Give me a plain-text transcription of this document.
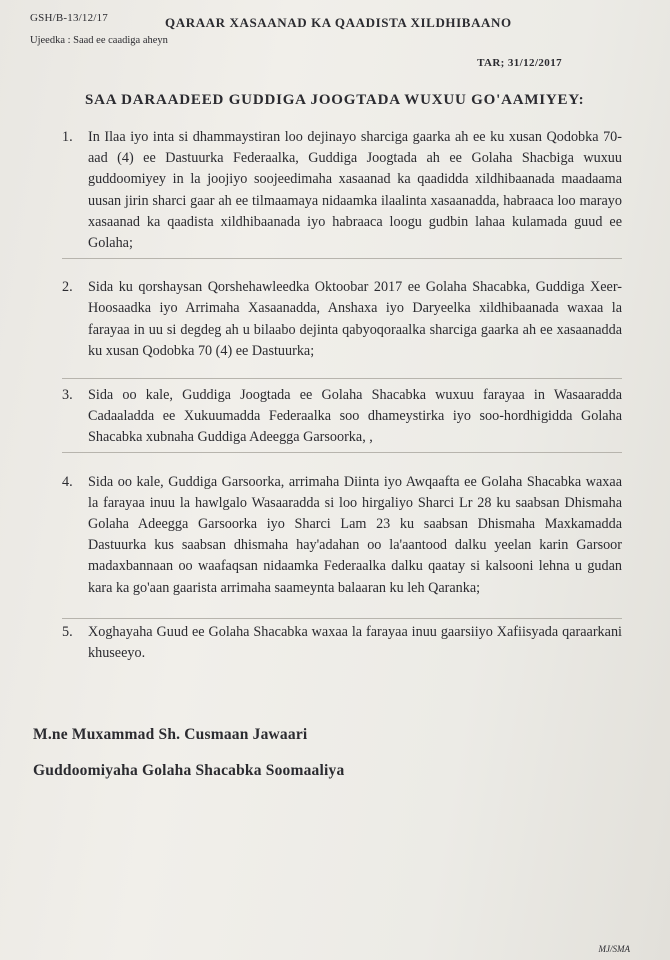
GSH/B-13/12/17	QARAAR XASAANAD KA QAADISTA XILDHIBAANO
Ujeedka : Saad ee caadiga aheyn
TAR; 31/12/2017
SAA DARAADEED GUDDIGA JOOGTADA WUXUU GO'AAMIYEY:
1. In Ilaa iyo inta si dhammaystiran loo dejinayo sharciga gaarka ah ee ku xusan Qodobka 70-aad (4) ee Dastuurka Federaalka, Guddiga Joogtada ah ee Golaha Shacbiga wuxuu guddoomiyey in la joojiyo soojeedimaha xasaanad ka qaadidda xildhibaanada maadaama uusan jirin sharci gaar ah ee tilmaamaya nidaamka ilaalinta xasaanadda, habraaca loo marayo xasaanad ka qaadista xildhibaanada iyo habraaca loogu gudbin lahaa kulamada guud ee Golaha;
2. Sida ku qorshaysan Qorshehawleedka Oktoobar 2017 ee Golaha Shacabka, Guddiga Xeer-Hoosaadka iyo Arrimaha Xasaanadda, Anshaxa iyo Daryeelka xildhibaanada waxaa la farayaa in uu si degdeg ah u bilaabo dejinta qabyoqoraalka sharciga gaarka ah ee xasaanadda ku xusan Qodobka 70 (4) ee Dastuurka;
3. Sida oo kale, Guddiga Joogtada ee Golaha Shacabka wuxuu farayaa in Wasaaradda Cadaaladda ee Xukuumadda Federaalka soo dhameystirka iyo soo-hordhigidda Golaha Shacabka xubnaha Guddiga Adeegga Garsoorka, ,
4. Sida oo kale, Guddiga Garsoorka, arrimaha Diinta iyo Awqaafta ee Golaha Shacabka waxaa la farayaa inuu la hawlgalo Wasaaradda si loo hirgaliyo Sharci Lr 28 ku saabsan Dhismaha Golaha Adeegga Garsoorka iyo Sharci Lam 23 ku saabsan Dhismaha Maxkamadda Dastuurka kus saabsan dhismaha hay'adahan oo la'aantood dalku yeelan karin Garsoor madaxbannaan oo waafaqsan nidaamka Federaalka dalku qaatay si kalsooni lehna u gudan kara ka go'aan gaarista arrimaha saameynta balaaran ku leh Qaranka;
5. Xoghayaha Guud ee Golaha Shacabka waxaa la farayaa inuu gaarsiiyo Xafiisyada qaraarkani khuseeyo.
M.ne Muxammad Sh. Cusmaan Jawaari
Guddoomiyaha Golaha Shacabka Soomaaliya
MJ/SMA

━━━

[EXERCISE INSTRUCTIONS]
Reproduce the records verbatim, omitting all images they contain.

[RESULT]
Give me a plain-text transcription of this document.
GSH/B-13/12/17	QARAAR XASAANAD KA QAADISTA XILDHIBAANO
Ujeedka : Saad ee caadiga aheyn
TAR; 31/12/2017
SAA DARAADEED GUDDIGA JOOGTADA WUXUU GO'AAMIYEY:
1. In Ilaa iyo inta si dhammaystiran loo dejinayo sharciga gaarka ah ee ku xusan Qodobka 70-aad (4) ee Dastuurka Federaalka, Guddiga Joogtada ah ee Golaha Shacbiga wuxuu guddoomiyey in la joojiyo soojeedimaha xasaanad ka qaadidda xildhibaanada maadaama uusan jirin sharci gaar ah ee tilmaamaya nidaamka ilaalinta xasaanadda, habraaca loo marayo xasaanad ka qaadista xildhibaanada iyo habraaca loogu gudbin lahaa kulamada guud ee Golaha;
2. Sida ku qorshaysan Qorshehawleedka Oktoobar 2017 ee Golaha Shacabka, Guddiga Xeer-Hoosaadka iyo Arrimaha Xasaanadda, Anshaxa iyo Daryeelka xildhibaanada waxaa la farayaa in uu si degdeg ah u bilaabo dejinta qabyoqoraalka sharciga gaarka ah ee xasaanadda ku xusan Qodobka 70 (4) ee Dastuurka;
3. Sida oo kale, Guddiga Joogtada ee Golaha Shacabka wuxuu farayaa in Wasaaradda Cadaaladda ee Xukuumadda Federaalka soo dhameystirka iyo soo-hordhigidda Golaha Shacabka xubnaha Guddiga Adeegga Garsoorka, ,
4. Sida oo kale, Guddiga Garsoorka, arrimaha Diinta iyo Awqaafta ee Golaha Shacabka waxaa la farayaa inuu la hawlgalo Wasaaradda si loo hirgaliyo Sharci Lr 28 ku saabsan Dhismaha Golaha Adeegga Garsoorka iyo Sharci Lam 23 ku saabsan Dhismaha Maxkamadda Dastuurka kus saabsan dhismaha hay'adahan oo la'aantood dalku yeelan karin Garsoor madaxbannaan oo waafaqsan nidaamka Federaalka dalku qaatay si kalsooni lehna u gudan kara ka go'aan gaarista arrimaha saameynta balaaran ku leh Qaranka;
5. Xoghayaha Guud ee Golaha Shacabka waxaa la farayaa inuu gaarsiiyo Xafiisyada qaraarkani khuseeyo.
M.ne Muxammad Sh. Cusmaan Jawaari
Guddoomiyaha Golaha Shacabka Soomaaliya
MJ/SMA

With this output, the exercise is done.